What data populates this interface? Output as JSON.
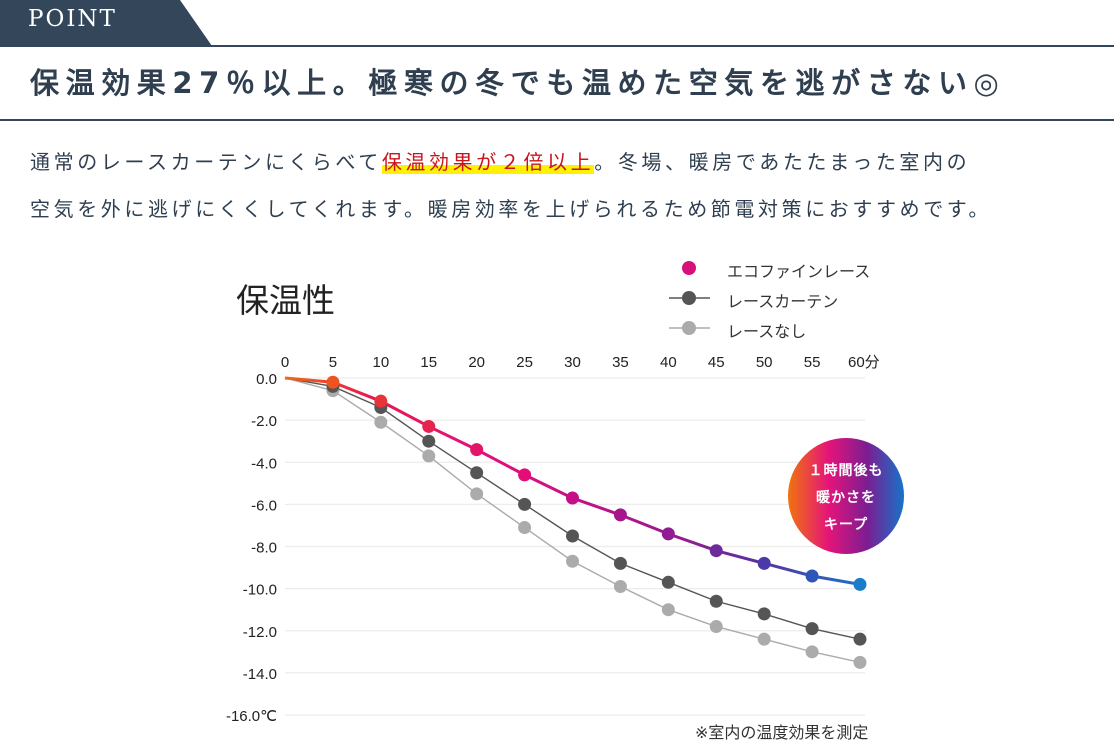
{
  "header": {
    "point_label": "POINT",
    "headline": "保温効果27％以上。極寒の冬でも温めた空気を逃がさない◎",
    "colors": {
      "tab": "#33465a",
      "text": "#2f3f50",
      "highlight_text": "#c8151b",
      "highlight_marker": "#fff200"
    }
  },
  "body": {
    "line1_before": "通常のレースカーテンにくらべて",
    "line1_highlight": "保温効果が２倍以上",
    "line1_after": "。冬場、暖房であたたまった室内の",
    "line2": "空気を外に逃げにくくしてくれます。暖房効率を上げられるため節電対策におすすめです。"
  },
  "badge": {
    "line1": "１時間後も",
    "line2": "暖かさを",
    "line3": "キープ"
  },
  "chart_data": {
    "type": "line",
    "title": "保温性",
    "xlabel": "分",
    "ylabel": "℃",
    "x": [
      0,
      5,
      10,
      15,
      20,
      25,
      30,
      35,
      40,
      45,
      50,
      55,
      60
    ],
    "x_tick_labels": [
      "0",
      "5",
      "10",
      "15",
      "20",
      "25",
      "30",
      "35",
      "40",
      "45",
      "50",
      "55",
      "60分"
    ],
    "y_ticks": [
      0,
      -2,
      -4,
      -6,
      -8,
      -10,
      -12,
      -14,
      -16
    ],
    "y_tick_labels": [
      "0.0",
      "-2.0",
      "-4.0",
      "-6.0",
      "-8.0",
      "-10.0",
      "-12.0",
      "-14.0",
      "-16.0℃"
    ],
    "ylim": [
      -16,
      0
    ],
    "xlim": [
      0,
      60
    ],
    "x_axis_position": "top",
    "grid": true,
    "legend_position": "top-right",
    "series": [
      {
        "name": "エコファインレース",
        "values": [
          0,
          -0.2,
          -1.1,
          -2.3,
          -3.4,
          -4.6,
          -5.7,
          -6.5,
          -7.4,
          -8.2,
          -8.8,
          -9.4,
          -9.8
        ],
        "gradient": [
          "#f26a10",
          "#e8174f",
          "#e40f7f",
          "#a3168c",
          "#5b2f9e",
          "#1a72c9"
        ]
      },
      {
        "name": "レースカーテン",
        "values": [
          0,
          -0.4,
          -1.4,
          -3.0,
          -4.5,
          -6.0,
          -7.5,
          -8.8,
          -9.7,
          -10.6,
          -11.2,
          -11.9,
          -12.4
        ],
        "color": "#555555"
      },
      {
        "name": "レースなし",
        "values": [
          0,
          -0.6,
          -2.1,
          -3.7,
          -5.5,
          -7.1,
          -8.7,
          -9.9,
          -11.0,
          -11.8,
          -12.4,
          -13.0,
          -13.5
        ],
        "color": "#ababab"
      }
    ],
    "annotation": "※室内の温度効果を測定"
  }
}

=====

> **TASK OBJECTIVE**: Take every line containing the word "name" and copy it.

> **THE REPLY**:
        "name": "エコファインレース",
        "name": "レースカーテン",
        "name": "レースなし",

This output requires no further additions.